*** TASK DATA ***
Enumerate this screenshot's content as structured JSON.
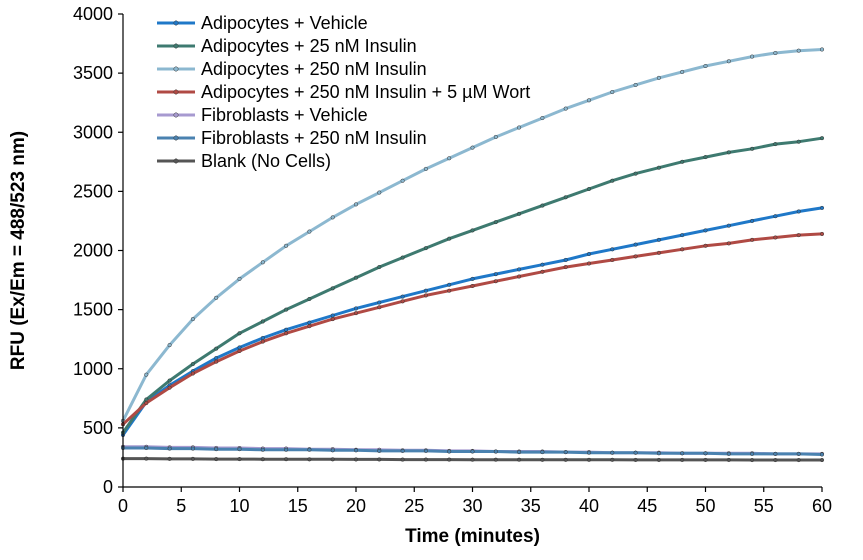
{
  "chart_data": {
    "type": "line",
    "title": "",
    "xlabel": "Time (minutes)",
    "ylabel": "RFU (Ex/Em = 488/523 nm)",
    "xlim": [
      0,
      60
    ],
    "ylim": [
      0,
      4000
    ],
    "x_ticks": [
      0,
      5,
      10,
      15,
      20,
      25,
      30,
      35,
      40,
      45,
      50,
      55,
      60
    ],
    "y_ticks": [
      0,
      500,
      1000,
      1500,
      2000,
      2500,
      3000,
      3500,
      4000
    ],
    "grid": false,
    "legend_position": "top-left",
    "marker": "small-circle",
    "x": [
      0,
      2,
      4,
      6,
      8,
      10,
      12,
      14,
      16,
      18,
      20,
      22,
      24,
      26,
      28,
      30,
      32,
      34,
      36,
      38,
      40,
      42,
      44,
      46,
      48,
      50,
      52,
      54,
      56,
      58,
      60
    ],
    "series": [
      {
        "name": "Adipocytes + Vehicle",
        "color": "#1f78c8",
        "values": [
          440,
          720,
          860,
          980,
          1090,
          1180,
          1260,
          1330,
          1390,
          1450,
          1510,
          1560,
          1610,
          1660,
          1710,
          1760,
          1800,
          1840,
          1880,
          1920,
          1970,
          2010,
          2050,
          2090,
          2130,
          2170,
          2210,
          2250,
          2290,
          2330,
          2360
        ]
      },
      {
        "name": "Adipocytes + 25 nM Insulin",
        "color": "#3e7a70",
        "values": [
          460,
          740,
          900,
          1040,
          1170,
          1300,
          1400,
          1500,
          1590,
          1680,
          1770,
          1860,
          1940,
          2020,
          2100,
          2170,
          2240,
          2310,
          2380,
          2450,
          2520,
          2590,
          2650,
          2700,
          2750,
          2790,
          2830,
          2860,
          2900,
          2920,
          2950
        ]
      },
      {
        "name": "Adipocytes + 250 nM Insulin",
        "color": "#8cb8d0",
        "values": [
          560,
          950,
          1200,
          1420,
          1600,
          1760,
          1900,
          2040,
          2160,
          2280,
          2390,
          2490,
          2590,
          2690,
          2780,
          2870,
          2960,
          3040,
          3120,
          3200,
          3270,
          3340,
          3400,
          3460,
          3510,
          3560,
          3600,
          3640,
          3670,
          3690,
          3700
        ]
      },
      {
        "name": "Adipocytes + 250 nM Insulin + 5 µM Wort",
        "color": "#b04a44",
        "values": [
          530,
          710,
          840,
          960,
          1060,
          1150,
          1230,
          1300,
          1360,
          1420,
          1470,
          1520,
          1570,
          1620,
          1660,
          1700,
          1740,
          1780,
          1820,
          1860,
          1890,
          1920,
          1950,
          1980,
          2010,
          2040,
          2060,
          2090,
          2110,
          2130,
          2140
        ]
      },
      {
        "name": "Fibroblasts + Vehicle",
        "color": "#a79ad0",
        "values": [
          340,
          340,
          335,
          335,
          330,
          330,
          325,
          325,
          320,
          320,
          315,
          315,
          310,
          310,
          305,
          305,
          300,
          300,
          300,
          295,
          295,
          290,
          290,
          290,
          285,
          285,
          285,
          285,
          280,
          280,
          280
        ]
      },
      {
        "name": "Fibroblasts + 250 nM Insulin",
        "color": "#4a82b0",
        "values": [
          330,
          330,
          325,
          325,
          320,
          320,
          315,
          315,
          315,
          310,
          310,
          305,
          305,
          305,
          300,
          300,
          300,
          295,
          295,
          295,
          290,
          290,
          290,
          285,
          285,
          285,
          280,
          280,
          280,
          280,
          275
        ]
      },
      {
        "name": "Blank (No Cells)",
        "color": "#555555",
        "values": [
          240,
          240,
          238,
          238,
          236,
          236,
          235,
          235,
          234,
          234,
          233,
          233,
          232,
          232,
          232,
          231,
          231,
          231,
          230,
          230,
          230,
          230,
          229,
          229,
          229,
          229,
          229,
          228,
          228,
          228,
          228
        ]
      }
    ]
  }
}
***
*** TASK DATA ***
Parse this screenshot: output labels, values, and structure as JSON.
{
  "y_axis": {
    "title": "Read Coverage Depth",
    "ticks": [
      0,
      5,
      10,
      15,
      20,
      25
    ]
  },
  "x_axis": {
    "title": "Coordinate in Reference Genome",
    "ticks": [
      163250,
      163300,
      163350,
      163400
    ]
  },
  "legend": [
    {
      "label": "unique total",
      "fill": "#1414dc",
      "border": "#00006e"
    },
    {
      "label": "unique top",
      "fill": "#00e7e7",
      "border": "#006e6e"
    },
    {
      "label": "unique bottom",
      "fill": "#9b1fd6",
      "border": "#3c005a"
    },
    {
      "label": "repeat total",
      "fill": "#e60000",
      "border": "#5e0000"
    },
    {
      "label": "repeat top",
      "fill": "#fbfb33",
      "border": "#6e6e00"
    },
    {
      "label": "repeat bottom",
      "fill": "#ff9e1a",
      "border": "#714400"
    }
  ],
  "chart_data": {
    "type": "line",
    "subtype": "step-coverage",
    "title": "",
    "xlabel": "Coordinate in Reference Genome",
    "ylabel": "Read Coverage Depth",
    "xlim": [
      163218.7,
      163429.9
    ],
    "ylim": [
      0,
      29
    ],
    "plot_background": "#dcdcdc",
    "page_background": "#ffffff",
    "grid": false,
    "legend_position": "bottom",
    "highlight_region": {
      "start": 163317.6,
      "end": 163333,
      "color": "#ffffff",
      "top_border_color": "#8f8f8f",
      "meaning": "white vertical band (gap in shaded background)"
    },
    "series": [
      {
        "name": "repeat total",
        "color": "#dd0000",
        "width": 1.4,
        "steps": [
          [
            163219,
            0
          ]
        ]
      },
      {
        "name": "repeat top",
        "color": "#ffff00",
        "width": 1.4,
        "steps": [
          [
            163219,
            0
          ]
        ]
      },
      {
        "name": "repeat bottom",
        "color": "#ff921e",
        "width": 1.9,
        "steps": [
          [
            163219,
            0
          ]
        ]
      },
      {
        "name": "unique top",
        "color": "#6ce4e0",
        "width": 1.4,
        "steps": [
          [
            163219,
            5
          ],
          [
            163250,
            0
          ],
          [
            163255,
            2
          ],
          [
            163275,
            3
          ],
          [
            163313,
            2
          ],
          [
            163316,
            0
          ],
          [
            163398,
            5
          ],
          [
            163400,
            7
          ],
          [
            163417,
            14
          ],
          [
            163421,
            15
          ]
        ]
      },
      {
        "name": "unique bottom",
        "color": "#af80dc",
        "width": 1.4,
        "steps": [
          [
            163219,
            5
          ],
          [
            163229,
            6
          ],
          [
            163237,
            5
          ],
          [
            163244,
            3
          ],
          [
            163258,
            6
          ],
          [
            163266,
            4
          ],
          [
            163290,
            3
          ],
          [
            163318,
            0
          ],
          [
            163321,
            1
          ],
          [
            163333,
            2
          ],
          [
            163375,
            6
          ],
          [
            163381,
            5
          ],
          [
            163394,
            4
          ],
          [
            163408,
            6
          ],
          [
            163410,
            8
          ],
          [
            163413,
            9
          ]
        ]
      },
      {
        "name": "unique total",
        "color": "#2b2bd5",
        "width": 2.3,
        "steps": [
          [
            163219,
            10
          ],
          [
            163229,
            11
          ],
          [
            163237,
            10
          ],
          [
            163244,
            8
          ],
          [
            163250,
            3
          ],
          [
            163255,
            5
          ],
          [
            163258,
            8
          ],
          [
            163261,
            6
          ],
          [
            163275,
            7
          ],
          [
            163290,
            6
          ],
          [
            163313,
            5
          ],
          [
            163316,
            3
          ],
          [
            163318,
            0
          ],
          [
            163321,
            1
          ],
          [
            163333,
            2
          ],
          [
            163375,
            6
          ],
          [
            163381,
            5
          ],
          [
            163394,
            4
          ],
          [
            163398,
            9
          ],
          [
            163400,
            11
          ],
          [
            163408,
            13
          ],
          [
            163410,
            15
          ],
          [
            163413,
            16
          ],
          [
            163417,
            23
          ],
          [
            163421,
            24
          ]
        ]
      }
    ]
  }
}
***
*** TASK DATA ***
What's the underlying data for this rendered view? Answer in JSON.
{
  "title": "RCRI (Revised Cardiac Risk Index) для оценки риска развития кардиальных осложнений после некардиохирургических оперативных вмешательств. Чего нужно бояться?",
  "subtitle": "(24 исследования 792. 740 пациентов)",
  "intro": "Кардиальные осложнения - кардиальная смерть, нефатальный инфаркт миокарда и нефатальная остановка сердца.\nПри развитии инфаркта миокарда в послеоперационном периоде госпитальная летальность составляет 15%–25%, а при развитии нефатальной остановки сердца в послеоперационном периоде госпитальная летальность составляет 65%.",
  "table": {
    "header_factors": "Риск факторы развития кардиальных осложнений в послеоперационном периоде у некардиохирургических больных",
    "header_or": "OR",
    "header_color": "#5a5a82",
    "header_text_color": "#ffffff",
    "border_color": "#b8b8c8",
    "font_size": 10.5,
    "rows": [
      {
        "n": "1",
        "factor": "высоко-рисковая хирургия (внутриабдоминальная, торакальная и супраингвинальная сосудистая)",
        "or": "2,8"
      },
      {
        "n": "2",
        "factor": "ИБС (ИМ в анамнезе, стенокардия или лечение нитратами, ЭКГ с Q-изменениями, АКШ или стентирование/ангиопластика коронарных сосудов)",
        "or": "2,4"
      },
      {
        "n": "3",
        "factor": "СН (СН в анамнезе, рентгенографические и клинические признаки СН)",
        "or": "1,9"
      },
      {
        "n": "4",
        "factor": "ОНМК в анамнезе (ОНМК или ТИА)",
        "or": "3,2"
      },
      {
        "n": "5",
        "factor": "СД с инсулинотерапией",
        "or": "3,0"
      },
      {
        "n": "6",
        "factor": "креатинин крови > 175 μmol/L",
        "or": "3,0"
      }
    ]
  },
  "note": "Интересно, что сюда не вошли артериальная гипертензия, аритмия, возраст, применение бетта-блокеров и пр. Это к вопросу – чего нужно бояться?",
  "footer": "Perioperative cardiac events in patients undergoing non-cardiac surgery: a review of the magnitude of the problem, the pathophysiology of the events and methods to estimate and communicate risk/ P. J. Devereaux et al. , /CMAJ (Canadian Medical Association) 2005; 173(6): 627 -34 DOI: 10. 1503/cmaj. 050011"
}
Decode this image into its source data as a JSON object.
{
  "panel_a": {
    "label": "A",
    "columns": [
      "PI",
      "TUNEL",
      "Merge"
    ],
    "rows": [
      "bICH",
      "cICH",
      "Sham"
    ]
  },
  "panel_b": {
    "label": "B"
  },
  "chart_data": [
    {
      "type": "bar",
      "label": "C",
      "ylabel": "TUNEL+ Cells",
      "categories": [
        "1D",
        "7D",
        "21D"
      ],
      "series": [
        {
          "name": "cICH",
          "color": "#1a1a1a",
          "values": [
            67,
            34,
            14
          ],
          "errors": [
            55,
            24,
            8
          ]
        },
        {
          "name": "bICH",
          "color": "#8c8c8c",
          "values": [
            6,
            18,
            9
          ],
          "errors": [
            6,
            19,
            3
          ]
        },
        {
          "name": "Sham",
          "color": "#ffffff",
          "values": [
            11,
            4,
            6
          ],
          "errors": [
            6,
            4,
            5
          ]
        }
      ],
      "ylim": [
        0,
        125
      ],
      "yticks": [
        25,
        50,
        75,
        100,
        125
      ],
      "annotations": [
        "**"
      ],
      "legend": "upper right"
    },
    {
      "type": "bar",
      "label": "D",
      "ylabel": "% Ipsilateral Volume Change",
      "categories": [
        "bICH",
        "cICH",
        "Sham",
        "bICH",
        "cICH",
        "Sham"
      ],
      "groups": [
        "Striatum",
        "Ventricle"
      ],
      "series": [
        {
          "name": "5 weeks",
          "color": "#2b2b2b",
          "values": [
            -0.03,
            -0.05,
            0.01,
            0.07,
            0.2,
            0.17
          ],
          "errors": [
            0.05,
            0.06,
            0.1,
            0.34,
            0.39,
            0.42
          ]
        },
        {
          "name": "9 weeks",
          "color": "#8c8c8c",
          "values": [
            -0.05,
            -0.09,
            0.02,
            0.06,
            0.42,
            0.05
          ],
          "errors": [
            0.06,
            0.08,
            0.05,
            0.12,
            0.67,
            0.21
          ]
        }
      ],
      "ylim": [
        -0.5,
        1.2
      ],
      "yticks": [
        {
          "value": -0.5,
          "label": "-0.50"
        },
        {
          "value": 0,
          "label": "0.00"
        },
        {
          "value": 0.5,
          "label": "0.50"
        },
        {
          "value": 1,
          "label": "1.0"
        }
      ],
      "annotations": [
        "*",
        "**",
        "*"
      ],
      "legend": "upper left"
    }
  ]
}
***
**WORK ORDER**
Establish how many lines of the records contain the string "Adipocytes" and state that number without elaboration.

**WORKED SOLUTION**
4